(Data records)

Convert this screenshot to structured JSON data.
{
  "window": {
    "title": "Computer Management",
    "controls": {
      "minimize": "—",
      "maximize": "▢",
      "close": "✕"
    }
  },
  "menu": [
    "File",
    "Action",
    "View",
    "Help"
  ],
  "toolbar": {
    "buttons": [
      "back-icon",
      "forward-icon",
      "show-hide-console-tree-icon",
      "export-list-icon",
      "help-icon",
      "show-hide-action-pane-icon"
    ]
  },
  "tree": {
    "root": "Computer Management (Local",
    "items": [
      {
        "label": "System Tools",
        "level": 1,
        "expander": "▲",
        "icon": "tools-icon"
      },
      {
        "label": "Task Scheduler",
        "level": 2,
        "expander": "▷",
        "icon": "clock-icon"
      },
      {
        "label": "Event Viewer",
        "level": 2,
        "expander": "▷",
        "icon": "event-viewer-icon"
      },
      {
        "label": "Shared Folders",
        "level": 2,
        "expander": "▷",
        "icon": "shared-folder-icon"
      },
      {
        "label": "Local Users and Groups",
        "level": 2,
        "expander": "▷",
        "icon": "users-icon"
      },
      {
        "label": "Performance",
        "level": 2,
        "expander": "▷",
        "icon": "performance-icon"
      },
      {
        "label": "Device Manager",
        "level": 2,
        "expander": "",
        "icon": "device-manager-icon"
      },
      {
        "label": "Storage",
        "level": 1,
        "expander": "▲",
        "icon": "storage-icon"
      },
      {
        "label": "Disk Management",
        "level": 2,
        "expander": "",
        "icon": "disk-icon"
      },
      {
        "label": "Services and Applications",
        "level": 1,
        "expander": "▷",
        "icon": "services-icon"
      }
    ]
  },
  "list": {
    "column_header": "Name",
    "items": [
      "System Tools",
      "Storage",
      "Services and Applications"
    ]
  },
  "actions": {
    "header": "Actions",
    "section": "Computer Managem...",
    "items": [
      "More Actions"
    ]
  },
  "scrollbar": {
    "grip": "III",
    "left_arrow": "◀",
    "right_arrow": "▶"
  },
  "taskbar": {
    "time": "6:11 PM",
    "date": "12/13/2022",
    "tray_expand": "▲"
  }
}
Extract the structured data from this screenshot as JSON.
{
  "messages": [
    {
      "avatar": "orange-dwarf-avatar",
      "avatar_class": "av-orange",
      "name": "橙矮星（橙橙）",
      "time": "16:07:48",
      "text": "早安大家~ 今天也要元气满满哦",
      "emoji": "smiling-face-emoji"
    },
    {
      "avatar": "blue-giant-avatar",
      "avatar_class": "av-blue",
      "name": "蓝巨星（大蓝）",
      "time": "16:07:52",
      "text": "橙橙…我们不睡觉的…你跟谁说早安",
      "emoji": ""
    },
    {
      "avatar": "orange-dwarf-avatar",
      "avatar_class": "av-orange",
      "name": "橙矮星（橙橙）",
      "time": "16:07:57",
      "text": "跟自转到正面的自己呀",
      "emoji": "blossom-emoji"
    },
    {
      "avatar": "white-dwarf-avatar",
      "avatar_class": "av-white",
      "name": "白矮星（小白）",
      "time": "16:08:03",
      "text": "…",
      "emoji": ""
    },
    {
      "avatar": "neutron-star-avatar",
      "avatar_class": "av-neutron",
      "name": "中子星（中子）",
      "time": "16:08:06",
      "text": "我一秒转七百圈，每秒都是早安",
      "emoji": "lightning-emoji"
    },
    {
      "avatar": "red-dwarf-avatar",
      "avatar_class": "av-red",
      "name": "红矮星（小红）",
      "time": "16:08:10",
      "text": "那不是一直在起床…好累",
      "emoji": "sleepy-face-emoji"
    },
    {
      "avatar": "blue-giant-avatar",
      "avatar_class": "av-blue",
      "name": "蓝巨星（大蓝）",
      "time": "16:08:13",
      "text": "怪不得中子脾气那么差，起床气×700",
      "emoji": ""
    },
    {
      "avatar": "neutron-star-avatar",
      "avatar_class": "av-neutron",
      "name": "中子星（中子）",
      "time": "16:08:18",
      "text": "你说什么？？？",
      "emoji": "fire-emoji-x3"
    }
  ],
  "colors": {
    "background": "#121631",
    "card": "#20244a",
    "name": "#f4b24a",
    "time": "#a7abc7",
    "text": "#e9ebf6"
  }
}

» **The task**: Copy all lines from the listing that contain "dwarf".

» **Exercise solution**:
      "avatar": "orange-dwarf-avatar",
      "avatar": "orange-dwarf-avatar",
      "avatar": "white-dwarf-avatar",
      "avatar": "red-dwarf-avatar",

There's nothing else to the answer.